--- BEGIN Items ---
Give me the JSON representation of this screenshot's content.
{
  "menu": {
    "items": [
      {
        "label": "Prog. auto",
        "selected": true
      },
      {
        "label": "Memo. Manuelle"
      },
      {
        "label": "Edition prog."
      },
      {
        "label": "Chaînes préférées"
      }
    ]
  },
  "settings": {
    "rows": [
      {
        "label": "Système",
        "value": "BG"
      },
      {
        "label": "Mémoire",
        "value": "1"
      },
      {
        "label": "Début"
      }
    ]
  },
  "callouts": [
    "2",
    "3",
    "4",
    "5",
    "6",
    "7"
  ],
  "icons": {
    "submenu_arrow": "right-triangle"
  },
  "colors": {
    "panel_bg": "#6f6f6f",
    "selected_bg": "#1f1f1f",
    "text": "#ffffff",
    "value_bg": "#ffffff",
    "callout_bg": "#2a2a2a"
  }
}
--- END Items ---
Task description:
Write out every line of the records exactly.

The completed task:
Give me the JSON representation of this screenshot's content.
{
  "menu": {
    "items": [
      {
        "label": "Prog. auto",
        "selected": true
      },
      {
        "label": "Memo. Manuelle"
      },
      {
        "label": "Edition prog."
      },
      {
        "label": "Chaînes préférées"
      }
    ]
  },
  "settings": {
    "rows": [
      {
        "label": "Système",
        "value": "BG"
      },
      {
        "label": "Mémoire",
        "value": "1"
      },
      {
        "label": "Début"
      }
    ]
  },
  "callouts": [
    "2",
    "3",
    "4",
    "5",
    "6",
    "7"
  ],
  "icons": {
    "submenu_arrow": "right-triangle"
  },
  "colors": {
    "panel_bg": "#6f6f6f",
    "selected_bg": "#1f1f1f",
    "text": "#ffffff",
    "value_bg": "#ffffff",
    "callout_bg": "#2a2a2a"
  }
}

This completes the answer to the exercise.